Lines of data:
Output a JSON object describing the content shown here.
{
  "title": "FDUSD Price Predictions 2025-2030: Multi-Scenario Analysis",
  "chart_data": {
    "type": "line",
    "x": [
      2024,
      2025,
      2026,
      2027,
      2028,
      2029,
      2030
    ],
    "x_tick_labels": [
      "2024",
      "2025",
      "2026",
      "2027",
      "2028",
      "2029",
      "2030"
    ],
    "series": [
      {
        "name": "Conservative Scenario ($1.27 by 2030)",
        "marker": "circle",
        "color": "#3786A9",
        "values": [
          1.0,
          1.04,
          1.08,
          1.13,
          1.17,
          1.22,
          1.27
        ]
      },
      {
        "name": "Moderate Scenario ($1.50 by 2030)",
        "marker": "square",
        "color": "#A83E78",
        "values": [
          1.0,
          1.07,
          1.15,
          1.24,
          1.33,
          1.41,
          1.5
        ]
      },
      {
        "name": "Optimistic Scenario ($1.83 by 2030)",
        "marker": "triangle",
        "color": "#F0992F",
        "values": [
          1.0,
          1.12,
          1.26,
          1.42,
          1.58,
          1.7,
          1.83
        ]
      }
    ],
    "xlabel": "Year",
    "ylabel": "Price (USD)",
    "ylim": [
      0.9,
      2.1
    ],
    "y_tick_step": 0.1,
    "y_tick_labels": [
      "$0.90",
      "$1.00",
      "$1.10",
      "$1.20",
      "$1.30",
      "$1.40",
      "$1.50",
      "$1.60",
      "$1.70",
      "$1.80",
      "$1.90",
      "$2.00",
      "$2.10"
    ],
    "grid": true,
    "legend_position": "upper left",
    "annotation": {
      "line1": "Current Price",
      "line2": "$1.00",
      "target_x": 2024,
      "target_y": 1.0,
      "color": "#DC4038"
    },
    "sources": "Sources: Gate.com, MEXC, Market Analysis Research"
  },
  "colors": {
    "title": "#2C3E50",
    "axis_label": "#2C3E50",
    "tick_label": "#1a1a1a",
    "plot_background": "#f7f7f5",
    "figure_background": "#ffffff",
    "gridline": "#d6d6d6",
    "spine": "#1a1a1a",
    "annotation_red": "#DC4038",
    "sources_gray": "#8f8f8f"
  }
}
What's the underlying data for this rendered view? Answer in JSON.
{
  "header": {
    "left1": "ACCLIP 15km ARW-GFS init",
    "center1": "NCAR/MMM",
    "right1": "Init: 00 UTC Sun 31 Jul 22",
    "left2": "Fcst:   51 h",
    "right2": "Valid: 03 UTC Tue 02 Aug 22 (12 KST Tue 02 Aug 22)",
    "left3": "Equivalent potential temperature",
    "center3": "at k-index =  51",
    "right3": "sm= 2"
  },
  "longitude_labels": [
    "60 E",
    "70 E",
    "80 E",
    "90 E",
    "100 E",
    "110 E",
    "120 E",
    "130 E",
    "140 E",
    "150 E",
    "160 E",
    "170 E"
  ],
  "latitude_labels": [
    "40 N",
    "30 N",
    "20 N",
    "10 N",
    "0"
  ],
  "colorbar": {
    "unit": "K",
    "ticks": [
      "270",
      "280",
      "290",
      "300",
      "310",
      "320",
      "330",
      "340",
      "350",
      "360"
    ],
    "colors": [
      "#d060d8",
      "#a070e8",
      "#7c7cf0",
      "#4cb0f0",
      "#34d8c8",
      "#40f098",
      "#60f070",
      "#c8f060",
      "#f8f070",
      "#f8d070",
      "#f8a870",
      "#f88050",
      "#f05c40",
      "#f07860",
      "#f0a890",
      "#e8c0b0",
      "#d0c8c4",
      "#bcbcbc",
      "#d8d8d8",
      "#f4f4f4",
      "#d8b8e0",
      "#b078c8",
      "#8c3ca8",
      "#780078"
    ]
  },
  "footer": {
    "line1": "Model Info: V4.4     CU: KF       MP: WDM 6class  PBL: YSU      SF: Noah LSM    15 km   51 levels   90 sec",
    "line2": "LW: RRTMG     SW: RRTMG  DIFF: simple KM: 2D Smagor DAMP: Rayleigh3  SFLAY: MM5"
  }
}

> _Work instructions_:
Each line that contains the string "marker" counts once; say how many there are and nothing else.

> _Full answer_:
3